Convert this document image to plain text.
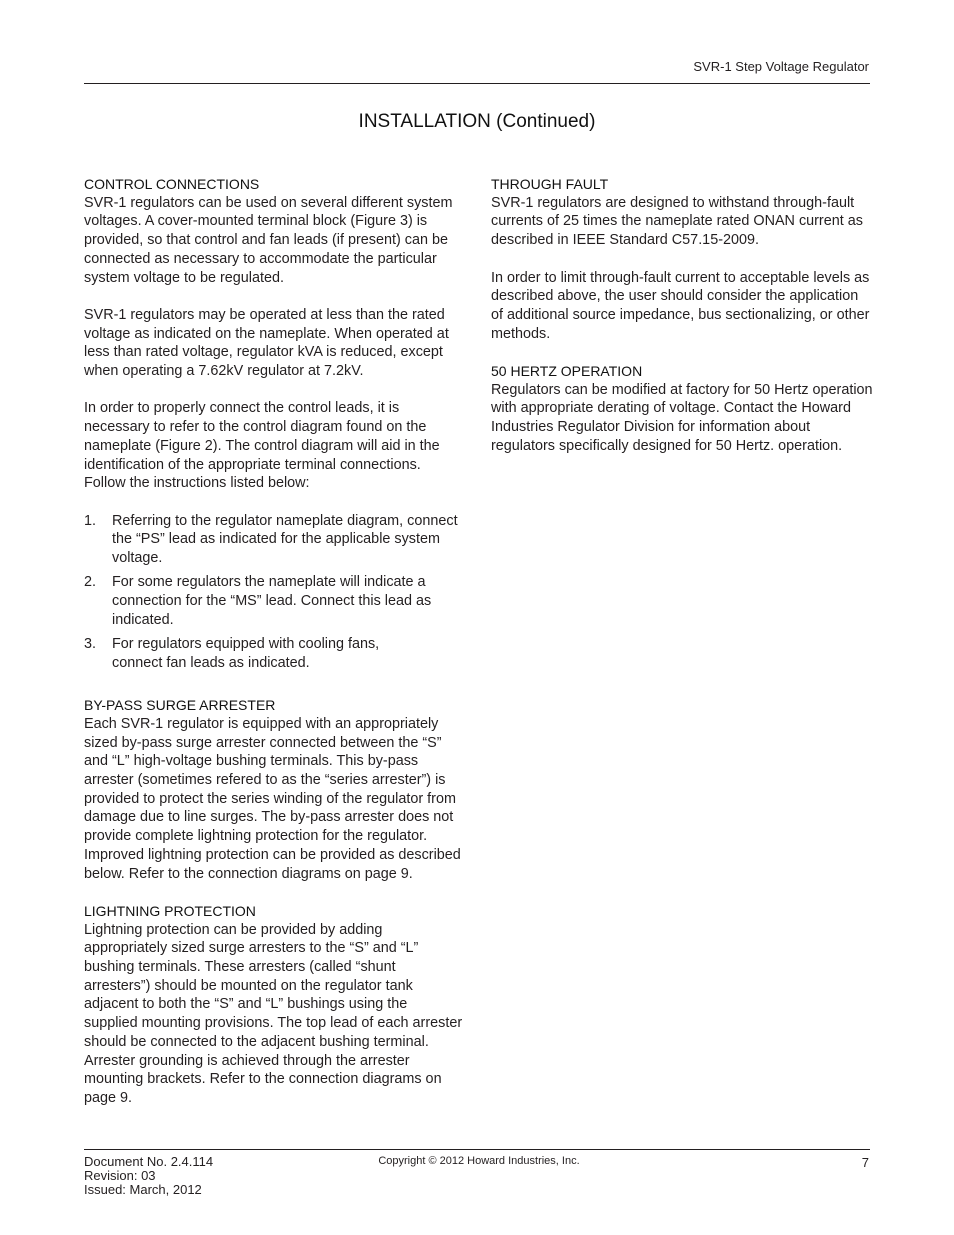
SVR-1 Step Voltage Regulator
INSTALLATION (Continued)
CONTROL CONNECTIONS

SVR-1 regulators can be used on several different system voltages. A cover-mounted terminal block (Figure 3) is provided, so that control and fan leads (if present) can be connected as necessary to accommodate the particular system voltage to be regulated.

SVR-1 regulators may be operated at less than the rated voltage as indicated on the nameplate. When operated at less than rated voltage, regulator kVA is reduced, except when operating a 7.62kV regulator at 7.2kV.

In order to properly connect the control leads, it is necessary to refer to the control diagram found on the nameplate (Figure 2). The control diagram will aid in the identification of the appropriate terminal connections. Follow the instructions listed below:

1. Referring to the regulator nameplate diagram, connect the “PS” lead as indicated for the applicable system voltage.
2. For some regulators the nameplate will indicate a connection for the “MS” lead. Connect this lead as indicated.
3. For regulators equipped with cooling fans, connect fan leads as indicated.
BY-PASS SURGE ARRESTER

Each SVR-1 regulator is equipped with an appropriately sized by-pass surge arrester connected between the “S” and “L” high-voltage bushing terminals. This by-pass arrester (sometimes refered to as the “series arrester”) is provided to protect the series winding of the regulator from damage due to line surges. The by-pass arrester does not provide complete lightning protection for the regulator. Improved lightning protection can be provided as described below. Refer to the connection diagrams on page 9.

LIGHTNING PROTECTION

Lightning protection can be provided by adding appropriately sized surge arresters to the “S” and “L” bushing terminals. These arresters (called “shunt arresters”) should be mounted on the regulator tank adjacent to both the “S” and “L” bushings using the supplied mounting provisions. The top lead of each arrester should be connected to the adjacent bushing terminal. Arrester grounding is achieved through the arrester mounting brackets. Refer to the connection diagrams on page 9.

THROUGH FAULT

SVR-1 regulators are designed to withstand through-fault currents of 25 times the nameplate rated ONAN current as described in IEEE Standard C57.15-2009.

In order to limit through-fault current to acceptable levels as described above, the user should consider the application of additional source impedance, bus sectionalizing, or other methods.

50 HERTZ OPERATION

Regulators can be modified at factory for 50 Hertz operation with appropriate derating of voltage. Contact the Howard Industries Regulator Division for information about regulators specifically designed for 50 Hertz. operation.

Document No. 2.4.114
Revision: 03
Issued: March, 2012
Copyright © 2012 Howard Industries, Inc.	7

==*==

Aim of the task: Copy out every line in the entries above that holds "equipped".

The solution:
3. For regulators equipped with cooling fans, connect fan leads as indicated.
Each SVR-1 regulator is equipped with an appropriately sized by-pass surge arrester connected between the “S” and “L” high-voltage bushing terminals. This by-pass arrester (sometimes refered to as the “series arrester”) is provided to protect the series winding of the regulator from damage due to line surges. The by-pass arrester does not provide complete lightning protection for the regulator. Improved lightning protection can be provided as described below. Refer to the connection diagrams on page 9.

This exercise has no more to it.